- **Short problem**
Report, as a bare number, how many lines contain the string "AGER".

# Start of Input rows

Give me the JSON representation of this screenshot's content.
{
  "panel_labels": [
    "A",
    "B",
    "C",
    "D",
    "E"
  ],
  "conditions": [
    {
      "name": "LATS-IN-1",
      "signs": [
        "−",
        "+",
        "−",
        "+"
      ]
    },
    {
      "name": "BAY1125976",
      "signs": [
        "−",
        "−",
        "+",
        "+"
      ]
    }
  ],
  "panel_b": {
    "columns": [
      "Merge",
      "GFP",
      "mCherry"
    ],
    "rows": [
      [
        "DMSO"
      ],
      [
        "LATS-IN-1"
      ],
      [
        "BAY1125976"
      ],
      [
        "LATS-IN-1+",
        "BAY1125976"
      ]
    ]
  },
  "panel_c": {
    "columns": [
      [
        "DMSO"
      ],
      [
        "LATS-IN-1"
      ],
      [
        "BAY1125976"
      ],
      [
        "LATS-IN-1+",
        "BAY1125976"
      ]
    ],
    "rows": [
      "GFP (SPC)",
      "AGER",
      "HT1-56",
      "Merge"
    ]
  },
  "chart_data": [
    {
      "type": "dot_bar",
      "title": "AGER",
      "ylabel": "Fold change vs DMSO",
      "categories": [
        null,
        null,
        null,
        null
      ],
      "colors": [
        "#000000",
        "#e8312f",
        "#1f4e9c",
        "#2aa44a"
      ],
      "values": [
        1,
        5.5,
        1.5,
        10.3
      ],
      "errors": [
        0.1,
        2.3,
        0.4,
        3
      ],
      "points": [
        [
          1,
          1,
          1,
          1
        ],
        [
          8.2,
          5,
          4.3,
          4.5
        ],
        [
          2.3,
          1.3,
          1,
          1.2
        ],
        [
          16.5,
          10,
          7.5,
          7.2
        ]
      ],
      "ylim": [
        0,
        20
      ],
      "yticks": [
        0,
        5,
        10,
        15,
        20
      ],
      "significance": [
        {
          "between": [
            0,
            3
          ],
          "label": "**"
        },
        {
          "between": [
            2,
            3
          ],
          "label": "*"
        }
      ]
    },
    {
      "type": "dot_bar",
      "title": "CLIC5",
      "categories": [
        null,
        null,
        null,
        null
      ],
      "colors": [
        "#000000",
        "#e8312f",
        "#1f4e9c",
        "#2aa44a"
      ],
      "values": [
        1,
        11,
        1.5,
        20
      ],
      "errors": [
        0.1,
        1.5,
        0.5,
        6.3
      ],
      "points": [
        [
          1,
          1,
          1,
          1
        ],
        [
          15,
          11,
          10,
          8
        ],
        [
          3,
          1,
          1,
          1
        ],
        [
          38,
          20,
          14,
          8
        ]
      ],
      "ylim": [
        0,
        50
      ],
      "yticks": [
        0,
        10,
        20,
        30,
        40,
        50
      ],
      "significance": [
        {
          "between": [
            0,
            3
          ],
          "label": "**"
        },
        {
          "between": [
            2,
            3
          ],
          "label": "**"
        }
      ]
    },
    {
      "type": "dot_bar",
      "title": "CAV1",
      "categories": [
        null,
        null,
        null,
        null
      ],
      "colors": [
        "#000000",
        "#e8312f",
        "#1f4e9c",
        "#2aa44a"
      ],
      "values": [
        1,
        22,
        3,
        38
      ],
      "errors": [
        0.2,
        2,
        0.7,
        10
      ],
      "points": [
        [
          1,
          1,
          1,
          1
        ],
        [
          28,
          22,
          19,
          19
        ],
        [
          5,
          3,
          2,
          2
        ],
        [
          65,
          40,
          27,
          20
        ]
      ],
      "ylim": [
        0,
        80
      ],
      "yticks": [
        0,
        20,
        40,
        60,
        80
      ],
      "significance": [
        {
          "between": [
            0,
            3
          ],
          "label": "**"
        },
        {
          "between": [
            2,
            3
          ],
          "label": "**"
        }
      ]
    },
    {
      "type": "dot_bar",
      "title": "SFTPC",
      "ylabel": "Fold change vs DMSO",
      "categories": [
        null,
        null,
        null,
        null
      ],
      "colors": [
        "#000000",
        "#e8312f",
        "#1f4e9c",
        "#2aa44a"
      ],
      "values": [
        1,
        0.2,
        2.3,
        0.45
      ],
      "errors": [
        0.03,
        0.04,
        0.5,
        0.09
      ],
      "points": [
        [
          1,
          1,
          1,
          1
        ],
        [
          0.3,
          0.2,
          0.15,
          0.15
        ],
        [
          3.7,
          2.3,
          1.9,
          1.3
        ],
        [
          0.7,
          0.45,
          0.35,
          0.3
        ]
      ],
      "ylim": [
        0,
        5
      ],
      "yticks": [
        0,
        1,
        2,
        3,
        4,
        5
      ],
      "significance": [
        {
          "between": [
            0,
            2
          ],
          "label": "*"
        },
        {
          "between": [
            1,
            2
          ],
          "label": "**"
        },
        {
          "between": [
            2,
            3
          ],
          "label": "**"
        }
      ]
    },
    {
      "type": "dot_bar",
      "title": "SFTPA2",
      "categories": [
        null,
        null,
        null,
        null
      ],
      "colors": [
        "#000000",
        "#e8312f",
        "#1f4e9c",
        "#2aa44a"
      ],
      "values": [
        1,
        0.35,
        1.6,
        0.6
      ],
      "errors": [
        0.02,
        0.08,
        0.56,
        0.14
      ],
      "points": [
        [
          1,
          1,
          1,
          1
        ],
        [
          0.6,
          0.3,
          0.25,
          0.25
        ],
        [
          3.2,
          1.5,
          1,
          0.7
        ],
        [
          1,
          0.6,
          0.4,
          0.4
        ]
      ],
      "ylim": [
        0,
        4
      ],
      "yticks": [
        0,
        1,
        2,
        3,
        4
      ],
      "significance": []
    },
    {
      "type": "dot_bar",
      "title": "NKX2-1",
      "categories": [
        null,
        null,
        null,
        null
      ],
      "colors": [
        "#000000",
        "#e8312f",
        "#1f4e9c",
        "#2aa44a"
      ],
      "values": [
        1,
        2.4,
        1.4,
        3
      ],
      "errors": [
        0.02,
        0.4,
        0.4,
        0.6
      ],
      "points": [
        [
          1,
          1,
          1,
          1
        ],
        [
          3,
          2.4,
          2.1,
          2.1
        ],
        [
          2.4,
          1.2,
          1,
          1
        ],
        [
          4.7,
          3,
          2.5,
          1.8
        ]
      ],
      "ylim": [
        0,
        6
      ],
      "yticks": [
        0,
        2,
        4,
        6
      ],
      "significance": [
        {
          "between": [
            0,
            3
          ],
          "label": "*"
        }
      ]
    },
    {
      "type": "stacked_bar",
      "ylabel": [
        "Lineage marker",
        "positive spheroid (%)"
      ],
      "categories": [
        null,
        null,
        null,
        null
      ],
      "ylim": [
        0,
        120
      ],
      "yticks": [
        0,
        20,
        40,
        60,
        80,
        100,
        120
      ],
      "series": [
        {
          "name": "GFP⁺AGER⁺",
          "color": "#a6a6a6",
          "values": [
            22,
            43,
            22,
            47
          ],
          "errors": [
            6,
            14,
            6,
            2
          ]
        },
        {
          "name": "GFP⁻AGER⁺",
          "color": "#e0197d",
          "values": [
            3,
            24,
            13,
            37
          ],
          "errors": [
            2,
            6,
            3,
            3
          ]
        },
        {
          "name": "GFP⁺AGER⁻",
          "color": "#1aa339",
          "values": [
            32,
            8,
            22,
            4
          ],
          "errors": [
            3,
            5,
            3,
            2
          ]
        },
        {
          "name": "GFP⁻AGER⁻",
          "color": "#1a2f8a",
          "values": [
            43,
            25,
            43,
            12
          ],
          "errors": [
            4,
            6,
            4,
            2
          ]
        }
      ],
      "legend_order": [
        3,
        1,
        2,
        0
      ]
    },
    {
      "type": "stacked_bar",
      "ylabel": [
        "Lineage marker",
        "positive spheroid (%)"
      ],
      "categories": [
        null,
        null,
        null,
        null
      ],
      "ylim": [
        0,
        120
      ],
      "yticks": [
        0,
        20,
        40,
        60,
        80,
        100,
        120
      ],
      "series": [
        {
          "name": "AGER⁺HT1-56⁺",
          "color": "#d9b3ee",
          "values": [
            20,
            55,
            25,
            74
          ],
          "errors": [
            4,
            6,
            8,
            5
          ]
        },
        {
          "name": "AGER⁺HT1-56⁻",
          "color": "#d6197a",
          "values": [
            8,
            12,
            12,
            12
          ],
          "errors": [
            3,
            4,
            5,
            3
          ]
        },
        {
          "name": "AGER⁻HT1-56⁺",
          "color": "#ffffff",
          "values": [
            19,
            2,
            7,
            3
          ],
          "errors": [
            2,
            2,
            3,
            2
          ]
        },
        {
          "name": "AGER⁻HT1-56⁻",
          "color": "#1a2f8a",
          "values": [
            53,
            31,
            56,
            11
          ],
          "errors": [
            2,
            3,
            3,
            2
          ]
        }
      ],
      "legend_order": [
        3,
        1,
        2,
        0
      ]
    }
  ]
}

# End of Input rows

- **Exercise solution**
10